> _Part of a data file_
┌──

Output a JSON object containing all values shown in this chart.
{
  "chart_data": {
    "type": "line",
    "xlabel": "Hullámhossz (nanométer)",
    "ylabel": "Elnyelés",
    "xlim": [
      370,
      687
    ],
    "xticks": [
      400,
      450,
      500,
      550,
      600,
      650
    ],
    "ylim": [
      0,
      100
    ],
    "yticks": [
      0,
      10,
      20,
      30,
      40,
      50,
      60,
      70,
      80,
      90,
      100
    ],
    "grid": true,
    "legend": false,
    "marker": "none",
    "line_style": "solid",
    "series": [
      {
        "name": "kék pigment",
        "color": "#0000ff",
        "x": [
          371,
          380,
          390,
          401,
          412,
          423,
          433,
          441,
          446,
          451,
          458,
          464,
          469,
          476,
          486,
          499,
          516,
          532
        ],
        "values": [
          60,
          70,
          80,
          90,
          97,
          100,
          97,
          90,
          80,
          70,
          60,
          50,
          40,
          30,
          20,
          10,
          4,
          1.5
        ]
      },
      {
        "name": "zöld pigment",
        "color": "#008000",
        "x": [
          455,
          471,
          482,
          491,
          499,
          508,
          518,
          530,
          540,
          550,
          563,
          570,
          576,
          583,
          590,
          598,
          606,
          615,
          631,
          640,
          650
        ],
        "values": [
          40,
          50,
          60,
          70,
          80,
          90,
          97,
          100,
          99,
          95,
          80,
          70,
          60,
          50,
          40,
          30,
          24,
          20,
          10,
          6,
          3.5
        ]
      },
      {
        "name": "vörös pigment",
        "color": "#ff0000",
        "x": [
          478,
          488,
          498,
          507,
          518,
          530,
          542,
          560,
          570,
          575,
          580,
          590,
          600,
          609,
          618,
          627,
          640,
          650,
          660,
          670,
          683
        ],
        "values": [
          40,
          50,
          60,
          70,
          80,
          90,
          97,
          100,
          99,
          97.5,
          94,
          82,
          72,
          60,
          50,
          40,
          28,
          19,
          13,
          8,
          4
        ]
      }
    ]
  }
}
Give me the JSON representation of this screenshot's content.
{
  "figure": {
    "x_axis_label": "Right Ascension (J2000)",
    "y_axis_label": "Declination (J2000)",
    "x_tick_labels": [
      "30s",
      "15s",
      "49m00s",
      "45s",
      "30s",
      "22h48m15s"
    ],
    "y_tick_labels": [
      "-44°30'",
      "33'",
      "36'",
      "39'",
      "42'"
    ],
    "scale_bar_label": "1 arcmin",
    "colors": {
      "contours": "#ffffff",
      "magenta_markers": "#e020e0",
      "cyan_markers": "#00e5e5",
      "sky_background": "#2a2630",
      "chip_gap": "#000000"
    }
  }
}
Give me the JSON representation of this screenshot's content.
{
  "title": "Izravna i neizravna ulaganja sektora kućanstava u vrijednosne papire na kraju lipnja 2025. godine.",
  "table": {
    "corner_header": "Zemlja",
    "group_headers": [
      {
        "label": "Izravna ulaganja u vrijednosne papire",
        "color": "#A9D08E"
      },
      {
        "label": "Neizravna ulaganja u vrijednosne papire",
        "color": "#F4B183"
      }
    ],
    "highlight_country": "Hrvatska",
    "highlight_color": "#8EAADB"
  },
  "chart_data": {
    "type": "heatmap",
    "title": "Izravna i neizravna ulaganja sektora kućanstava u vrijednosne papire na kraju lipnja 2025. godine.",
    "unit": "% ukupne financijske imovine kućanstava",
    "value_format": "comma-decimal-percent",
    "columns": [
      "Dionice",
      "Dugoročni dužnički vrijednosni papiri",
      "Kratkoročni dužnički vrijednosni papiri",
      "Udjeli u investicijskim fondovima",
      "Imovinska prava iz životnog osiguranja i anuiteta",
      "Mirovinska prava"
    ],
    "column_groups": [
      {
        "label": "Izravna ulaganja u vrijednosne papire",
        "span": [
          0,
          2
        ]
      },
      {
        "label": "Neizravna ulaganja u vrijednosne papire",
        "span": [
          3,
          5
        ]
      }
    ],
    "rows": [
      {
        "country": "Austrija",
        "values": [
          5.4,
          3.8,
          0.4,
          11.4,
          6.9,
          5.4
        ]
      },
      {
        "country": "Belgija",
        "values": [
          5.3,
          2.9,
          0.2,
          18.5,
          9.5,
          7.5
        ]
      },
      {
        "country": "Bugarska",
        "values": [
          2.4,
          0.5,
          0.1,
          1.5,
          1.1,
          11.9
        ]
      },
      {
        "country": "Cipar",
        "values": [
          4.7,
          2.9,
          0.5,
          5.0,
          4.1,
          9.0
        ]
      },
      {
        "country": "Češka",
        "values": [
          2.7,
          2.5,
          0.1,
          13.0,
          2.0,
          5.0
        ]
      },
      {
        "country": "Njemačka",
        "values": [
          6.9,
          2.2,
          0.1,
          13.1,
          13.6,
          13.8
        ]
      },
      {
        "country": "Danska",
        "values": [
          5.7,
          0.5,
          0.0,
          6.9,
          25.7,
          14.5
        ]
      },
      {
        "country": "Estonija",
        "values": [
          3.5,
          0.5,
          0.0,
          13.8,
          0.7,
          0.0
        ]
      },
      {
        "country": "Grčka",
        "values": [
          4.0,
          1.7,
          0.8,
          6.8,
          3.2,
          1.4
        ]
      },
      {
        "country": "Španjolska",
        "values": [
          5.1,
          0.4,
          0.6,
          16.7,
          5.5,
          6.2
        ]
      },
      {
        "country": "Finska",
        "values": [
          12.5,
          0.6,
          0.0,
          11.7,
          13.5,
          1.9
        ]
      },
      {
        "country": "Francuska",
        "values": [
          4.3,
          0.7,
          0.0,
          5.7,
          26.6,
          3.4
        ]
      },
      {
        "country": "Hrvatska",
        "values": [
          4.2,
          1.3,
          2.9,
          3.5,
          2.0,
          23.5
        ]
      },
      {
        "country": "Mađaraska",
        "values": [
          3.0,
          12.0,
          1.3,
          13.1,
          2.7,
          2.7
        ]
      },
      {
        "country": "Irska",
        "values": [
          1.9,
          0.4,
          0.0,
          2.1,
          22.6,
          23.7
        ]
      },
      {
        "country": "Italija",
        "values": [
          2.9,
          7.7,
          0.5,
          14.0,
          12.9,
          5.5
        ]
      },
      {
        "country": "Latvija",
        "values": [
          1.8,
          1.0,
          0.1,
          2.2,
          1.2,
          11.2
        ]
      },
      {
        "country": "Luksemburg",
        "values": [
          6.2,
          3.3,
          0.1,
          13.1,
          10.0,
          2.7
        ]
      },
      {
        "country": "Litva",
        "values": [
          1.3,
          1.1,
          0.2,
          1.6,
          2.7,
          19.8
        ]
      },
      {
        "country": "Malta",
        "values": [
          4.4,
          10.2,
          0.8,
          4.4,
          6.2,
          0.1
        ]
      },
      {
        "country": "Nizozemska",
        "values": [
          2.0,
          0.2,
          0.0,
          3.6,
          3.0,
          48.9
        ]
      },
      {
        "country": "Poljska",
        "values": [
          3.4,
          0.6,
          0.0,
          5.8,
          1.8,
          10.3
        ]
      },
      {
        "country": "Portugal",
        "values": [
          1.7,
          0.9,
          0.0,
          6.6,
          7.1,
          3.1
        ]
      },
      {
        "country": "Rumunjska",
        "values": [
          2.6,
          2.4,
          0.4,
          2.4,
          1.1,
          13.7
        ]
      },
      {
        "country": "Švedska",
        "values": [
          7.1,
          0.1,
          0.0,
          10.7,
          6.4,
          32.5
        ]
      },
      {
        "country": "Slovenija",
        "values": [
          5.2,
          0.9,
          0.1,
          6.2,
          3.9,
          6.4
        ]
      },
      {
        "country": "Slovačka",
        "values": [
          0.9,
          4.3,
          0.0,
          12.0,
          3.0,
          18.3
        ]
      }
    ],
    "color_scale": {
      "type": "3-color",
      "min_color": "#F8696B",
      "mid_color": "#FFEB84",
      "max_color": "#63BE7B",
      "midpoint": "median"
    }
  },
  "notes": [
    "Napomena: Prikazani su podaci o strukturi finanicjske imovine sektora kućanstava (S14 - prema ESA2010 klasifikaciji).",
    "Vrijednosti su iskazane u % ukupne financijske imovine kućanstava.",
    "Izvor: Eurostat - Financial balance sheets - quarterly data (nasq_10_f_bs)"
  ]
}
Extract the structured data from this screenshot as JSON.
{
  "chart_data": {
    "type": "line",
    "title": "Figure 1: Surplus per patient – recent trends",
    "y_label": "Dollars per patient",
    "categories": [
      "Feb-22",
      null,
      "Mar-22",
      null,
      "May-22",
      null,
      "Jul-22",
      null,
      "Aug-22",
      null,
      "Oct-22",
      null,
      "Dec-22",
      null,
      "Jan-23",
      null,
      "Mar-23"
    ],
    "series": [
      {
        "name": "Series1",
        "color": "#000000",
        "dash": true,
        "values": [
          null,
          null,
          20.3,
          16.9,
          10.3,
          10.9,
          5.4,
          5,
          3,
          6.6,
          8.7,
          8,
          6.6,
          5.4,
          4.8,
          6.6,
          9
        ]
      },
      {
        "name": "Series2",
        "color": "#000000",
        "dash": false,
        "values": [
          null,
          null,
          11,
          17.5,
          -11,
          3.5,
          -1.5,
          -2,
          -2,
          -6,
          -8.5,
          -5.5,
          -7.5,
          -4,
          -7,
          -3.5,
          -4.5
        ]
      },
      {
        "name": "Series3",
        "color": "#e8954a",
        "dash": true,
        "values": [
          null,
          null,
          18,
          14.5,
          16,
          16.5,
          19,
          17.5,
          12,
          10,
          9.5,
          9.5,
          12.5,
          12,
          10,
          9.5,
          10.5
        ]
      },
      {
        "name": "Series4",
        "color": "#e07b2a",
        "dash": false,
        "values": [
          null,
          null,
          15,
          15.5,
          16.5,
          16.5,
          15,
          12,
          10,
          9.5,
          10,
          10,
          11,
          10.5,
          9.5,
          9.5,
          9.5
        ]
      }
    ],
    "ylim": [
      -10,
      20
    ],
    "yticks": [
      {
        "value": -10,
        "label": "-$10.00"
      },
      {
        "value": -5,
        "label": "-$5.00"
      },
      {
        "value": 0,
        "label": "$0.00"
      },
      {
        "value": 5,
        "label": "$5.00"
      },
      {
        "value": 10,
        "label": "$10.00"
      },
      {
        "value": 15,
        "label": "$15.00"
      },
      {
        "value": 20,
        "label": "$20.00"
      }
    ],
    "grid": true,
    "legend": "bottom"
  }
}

└──

> _The request_
List each line in the listing that contains the string "ukupne".

> _Written reply_
    "unit": "% ukupne financijske imovine kućanstava",
    "Vrijednosti su iskazane u % ukupne financijske imovine kućanstava.",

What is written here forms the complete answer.